(Collected data)
• • • •

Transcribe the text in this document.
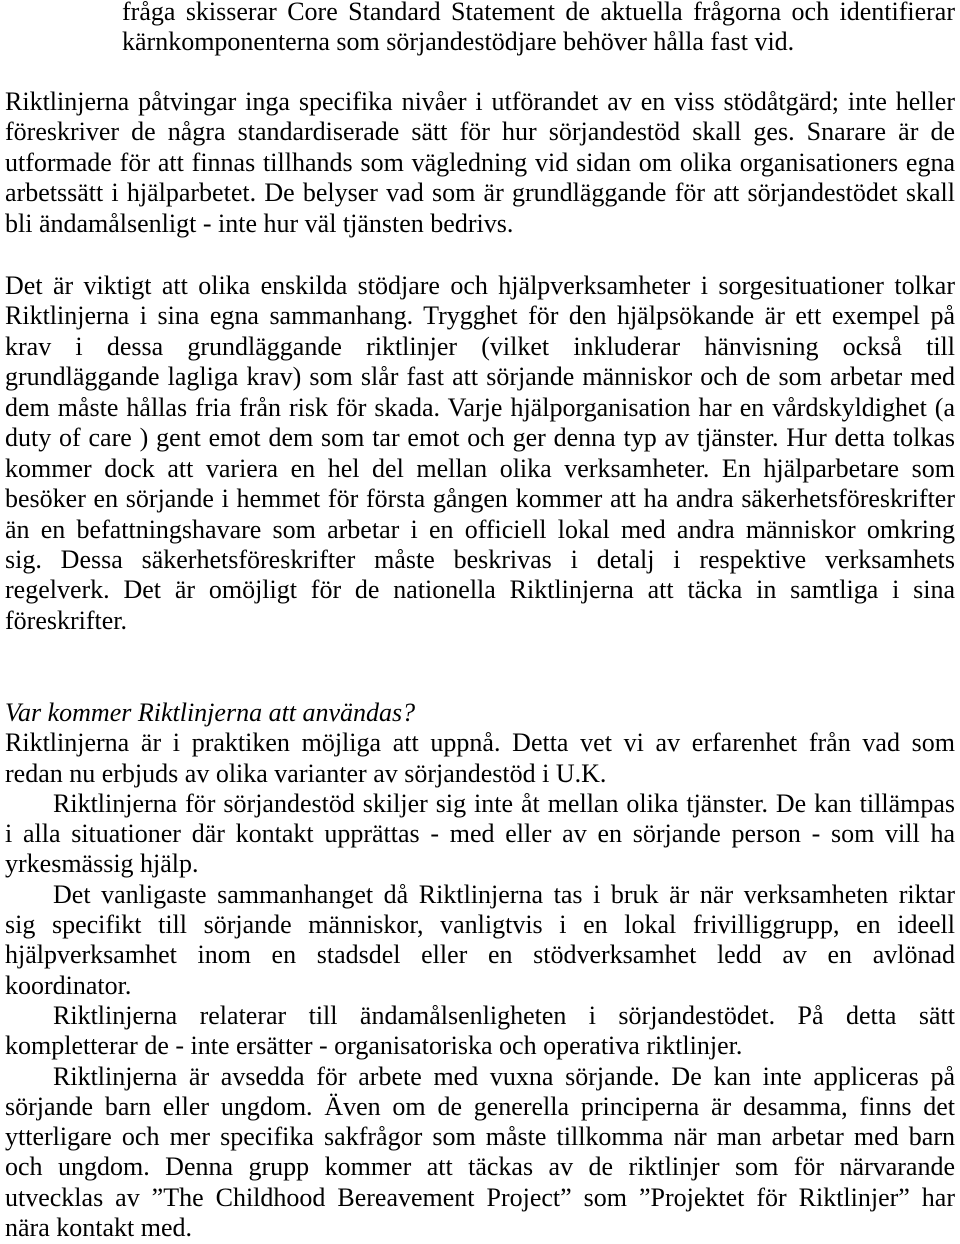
fråga skisserar Core Standard Statement de aktuella frågorna och identifierar
kärnkomponenterna som sörjandestödjare behöver hålla fast vid.
Riktlinjerna påtvingar inga specifika nivåer i utförandet av en viss stödåtgärd; inte heller
föreskriver de några standardiserade sätt för hur sörjandestöd skall ges. Snarare är de
utformade för att finnas tillhands som vägledning vid sidan om olika organisationers egna
arbetssätt i hjälparbetet. De belyser vad som är grundläggande för att sörjandestödet skall
bli ändamålsenligt - inte hur väl tjänsten bedrivs.
Det är viktigt att olika enskilda stödjare och hjälpverksamheter i sorgesituationer tolkar
Riktlinjerna i sina egna sammanhang. Trygghet för den hjälpsökande är ett exempel på
krav i dessa grundläggande riktlinjer (vilket inkluderar hänvisning också till
grundläggande lagliga krav) som slår fast att sörjande människor och de som arbetar med
dem måste hållas fria från risk för skada. Varje hjälporganisation har en vårdskyldighet (a
duty of care ) gent emot dem som tar emot och ger denna typ av tjänster. Hur detta tolkas
kommer dock att variera en hel del mellan olika verksamheter. En hjälparbetare som
besöker en sörjande i hemmet för första gången kommer att ha andra säkerhetsföreskrifter
än en befattningshavare som arbetar i en officiell lokal med andra människor omkring
sig. Dessa säkerhetsföreskrifter måste beskrivas i detalj i respektive verksamhets
regelverk. Det är omöjligt för de nationella Riktlinjerna att täcka in samtliga i sina
föreskrifter.
Var kommer Riktlinjerna att användas?
Riktlinjerna är i praktiken möjliga att uppnå. Detta vet vi av erfarenhet från vad som
redan nu erbjuds av olika varianter av sörjandestöd i U.K.
Riktlinjerna för sörjandestöd skiljer sig inte åt mellan olika tjänster. De kan tillämpas
i alla situationer där kontakt upprättas - med eller av en sörjande person - som vill ha
yrkesmässig hjälp.
Det vanligaste sammanhanget då Riktlinjerna tas i bruk är när verksamheten riktar
sig specifikt till sörjande människor, vanligtvis i en lokal frivilliggrupp, en ideell
hjälpverksamhet inom en stadsdel eller en stödverksamhet ledd av en avlönad
koordinator.
Riktlinjerna relaterar till ändamålsenligheten i sörjandestödet. På detta sätt
kompletterar de - inte ersätter - organisatoriska och operativa riktlinjer.
Riktlinjerna är avsedda för arbete med vuxna sörjande. De kan inte appliceras på
sörjande barn eller ungdom. Även om de generella principerna är desamma, finns det
ytterligare och mer specifika sakfrågor som måste tillkomma när man arbetar med barn
och ungdom. Denna grupp kommer att täckas av de riktlinjer som för närvarande
utvecklas av ”The Childhood Bereavement Project” som ”Projektet för Riktlinjer” har
nära kontakt med.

• • • •

Task goal
Check each line of the records above for "egna", and copy those that have it.

Exercise result
utformade för att finnas tillhands som vägledning vid sidan om olika organisationers egna
Riktlinjerna i sina egna sammanhang. Trygghet för den hjälpsökande är ett exempel på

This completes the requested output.